Return the lines where the word "allele" occurs.

## Start Provided records

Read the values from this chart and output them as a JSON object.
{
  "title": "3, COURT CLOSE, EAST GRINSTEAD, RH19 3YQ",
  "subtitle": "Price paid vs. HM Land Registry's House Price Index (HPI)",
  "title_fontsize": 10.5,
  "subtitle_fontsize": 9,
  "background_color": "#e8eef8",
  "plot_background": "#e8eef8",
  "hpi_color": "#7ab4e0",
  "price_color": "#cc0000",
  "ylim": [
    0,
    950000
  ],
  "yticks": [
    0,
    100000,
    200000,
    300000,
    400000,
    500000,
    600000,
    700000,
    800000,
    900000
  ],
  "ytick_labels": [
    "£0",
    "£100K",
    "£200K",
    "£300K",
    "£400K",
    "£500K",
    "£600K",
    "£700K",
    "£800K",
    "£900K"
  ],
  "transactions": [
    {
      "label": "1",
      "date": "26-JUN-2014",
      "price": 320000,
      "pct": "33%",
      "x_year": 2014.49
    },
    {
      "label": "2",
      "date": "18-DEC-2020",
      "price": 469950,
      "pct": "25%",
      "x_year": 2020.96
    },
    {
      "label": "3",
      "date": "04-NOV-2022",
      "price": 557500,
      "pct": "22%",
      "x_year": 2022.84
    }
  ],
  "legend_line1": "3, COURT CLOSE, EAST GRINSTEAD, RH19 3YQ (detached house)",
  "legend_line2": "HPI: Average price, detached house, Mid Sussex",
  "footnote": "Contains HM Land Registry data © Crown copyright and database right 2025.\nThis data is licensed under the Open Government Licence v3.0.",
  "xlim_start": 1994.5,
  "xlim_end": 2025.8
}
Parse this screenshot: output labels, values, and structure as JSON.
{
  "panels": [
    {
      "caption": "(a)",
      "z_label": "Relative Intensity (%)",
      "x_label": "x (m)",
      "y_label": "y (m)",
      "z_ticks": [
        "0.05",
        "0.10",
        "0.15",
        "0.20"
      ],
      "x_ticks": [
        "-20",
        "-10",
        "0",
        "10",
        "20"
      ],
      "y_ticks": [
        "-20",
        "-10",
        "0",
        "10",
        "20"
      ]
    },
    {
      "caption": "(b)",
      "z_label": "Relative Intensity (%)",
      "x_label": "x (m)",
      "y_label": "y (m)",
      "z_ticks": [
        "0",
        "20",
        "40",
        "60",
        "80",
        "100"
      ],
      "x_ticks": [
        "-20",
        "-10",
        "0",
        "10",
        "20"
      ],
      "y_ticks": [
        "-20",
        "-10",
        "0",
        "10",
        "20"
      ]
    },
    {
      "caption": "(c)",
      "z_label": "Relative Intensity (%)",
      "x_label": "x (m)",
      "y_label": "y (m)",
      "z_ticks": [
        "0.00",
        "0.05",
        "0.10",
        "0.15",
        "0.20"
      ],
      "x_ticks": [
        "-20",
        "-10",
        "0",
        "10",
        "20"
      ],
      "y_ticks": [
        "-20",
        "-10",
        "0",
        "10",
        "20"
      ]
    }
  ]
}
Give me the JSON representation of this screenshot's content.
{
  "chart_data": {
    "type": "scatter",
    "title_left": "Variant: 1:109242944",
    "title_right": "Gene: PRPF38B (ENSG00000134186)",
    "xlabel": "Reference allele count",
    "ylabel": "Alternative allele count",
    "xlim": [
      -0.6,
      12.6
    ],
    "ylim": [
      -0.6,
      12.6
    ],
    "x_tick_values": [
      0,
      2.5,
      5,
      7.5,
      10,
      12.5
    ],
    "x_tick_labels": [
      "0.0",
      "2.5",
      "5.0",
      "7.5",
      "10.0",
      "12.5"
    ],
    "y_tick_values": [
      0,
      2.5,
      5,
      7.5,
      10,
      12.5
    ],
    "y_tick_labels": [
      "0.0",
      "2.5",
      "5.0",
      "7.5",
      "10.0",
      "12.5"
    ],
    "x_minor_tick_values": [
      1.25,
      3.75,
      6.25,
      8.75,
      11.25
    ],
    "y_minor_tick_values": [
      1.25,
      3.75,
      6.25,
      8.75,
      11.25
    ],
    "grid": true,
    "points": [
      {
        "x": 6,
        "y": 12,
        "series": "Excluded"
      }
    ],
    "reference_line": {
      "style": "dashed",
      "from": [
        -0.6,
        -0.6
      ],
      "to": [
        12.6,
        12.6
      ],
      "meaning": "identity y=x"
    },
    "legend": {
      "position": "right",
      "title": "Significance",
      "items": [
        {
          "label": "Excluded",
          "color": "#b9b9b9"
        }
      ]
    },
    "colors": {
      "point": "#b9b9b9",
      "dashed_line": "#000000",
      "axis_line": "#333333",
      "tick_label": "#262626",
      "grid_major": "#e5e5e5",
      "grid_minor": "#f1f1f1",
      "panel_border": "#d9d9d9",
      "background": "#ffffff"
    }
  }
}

## End Provided records

**Result for this exercise**
    "xlabel": "Reference allele count",
    "ylabel": "Alternative allele count",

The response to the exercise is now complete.